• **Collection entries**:
******

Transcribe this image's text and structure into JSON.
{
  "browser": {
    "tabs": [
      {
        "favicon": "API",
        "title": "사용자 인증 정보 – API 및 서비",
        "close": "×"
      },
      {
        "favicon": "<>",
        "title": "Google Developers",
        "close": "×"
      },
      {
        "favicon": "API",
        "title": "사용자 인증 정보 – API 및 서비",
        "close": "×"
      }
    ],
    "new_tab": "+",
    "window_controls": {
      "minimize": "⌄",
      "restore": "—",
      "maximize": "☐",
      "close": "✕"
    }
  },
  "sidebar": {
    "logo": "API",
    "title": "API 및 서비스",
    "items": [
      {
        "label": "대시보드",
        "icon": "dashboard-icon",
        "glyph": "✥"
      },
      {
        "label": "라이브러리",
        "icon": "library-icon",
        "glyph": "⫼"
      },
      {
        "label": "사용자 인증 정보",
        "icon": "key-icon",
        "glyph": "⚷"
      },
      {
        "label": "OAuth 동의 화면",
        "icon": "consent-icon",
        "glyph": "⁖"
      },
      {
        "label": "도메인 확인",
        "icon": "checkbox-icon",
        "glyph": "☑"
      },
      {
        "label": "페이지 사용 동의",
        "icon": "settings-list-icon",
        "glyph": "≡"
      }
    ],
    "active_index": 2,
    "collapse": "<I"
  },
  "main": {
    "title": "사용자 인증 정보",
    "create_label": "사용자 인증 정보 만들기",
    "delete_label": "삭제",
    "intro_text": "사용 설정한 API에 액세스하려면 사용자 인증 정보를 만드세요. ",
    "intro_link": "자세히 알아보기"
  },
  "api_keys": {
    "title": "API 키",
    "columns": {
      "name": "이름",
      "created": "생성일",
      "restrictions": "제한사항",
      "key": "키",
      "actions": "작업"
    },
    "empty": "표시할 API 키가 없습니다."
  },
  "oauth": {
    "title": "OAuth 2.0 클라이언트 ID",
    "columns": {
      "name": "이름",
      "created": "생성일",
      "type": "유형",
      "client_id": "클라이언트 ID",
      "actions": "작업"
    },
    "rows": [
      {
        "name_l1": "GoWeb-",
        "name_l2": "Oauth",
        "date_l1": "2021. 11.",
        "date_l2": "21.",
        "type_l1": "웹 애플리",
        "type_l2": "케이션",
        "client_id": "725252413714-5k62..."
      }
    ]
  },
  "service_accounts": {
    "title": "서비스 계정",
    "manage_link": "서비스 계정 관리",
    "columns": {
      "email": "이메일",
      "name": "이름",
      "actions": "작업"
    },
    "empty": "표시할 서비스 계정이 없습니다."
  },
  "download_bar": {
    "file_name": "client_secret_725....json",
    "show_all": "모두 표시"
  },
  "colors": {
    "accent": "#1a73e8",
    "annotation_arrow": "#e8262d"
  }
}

******

• **Objective**:
Go through the listing and print each line exactly as it appears.

• **Written response**:
Transcribe this image's text and structure into JSON.
{
  "browser": {
    "tabs": [
      {
        "favicon": "API",
        "title": "사용자 인증 정보 – API 및 서비",
        "close": "×"
      },
      {
        "favicon": "<>",
        "title": "Google Developers",
        "close": "×"
      },
      {
        "favicon": "API",
        "title": "사용자 인증 정보 – API 및 서비",
        "close": "×"
      }
    ],
    "new_tab": "+",
    "window_controls": {
      "minimize": "⌄",
      "restore": "—",
      "maximize": "☐",
      "close": "✕"
    }
  },
  "sidebar": {
    "logo": "API",
    "title": "API 및 서비스",
    "items": [
      {
        "label": "대시보드",
        "icon": "dashboard-icon",
        "glyph": "✥"
      },
      {
        "label": "라이브러리",
        "icon": "library-icon",
        "glyph": "⫼"
      },
      {
        "label": "사용자 인증 정보",
        "icon": "key-icon",
        "glyph": "⚷"
      },
      {
        "label": "OAuth 동의 화면",
        "icon": "consent-icon",
        "glyph": "⁖"
      },
      {
        "label": "도메인 확인",
        "icon": "checkbox-icon",
        "glyph": "☑"
      },
      {
        "label": "페이지 사용 동의",
        "icon": "settings-list-icon",
        "glyph": "≡"
      }
    ],
    "active_index": 2,
    "collapse": "<I"
  },
  "main": {
    "title": "사용자 인증 정보",
    "create_label": "사용자 인증 정보 만들기",
    "delete_label": "삭제",
    "intro_text": "사용 설정한 API에 액세스하려면 사용자 인증 정보를 만드세요. ",
    "intro_link": "자세히 알아보기"
  },
  "api_keys": {
    "title": "API 키",
    "columns": {
      "name": "이름",
      "created": "생성일",
      "restrictions": "제한사항",
      "key": "키",
      "actions": "작업"
    },
    "empty": "표시할 API 키가 없습니다."
  },
  "oauth": {
    "title": "OAuth 2.0 클라이언트 ID",
    "columns": {
      "name": "이름",
      "created": "생성일",
      "type": "유형",
      "client_id": "클라이언트 ID",
      "actions": "작업"
    },
    "rows": [
      {
        "name_l1": "GoWeb-",
        "name_l2": "Oauth",
        "date_l1": "2021. 11.",
        "date_l2": "21.",
        "type_l1": "웹 애플리",
        "type_l2": "케이션",
        "client_id": "725252413714-5k62..."
      }
    ]
  },
  "service_accounts": {
    "title": "서비스 계정",
    "manage_link": "서비스 계정 관리",
    "columns": {
      "email": "이메일",
      "name": "이름",
      "actions": "작업"
    },
    "empty": "표시할 서비스 계정이 없습니다."
  },
  "download_bar": {
    "file_name": "client_secret_725....json",
    "show_all": "모두 표시"
  },
  "colors": {
    "accent": "#1a73e8",
    "annotation_arrow": "#e8262d"
  }
}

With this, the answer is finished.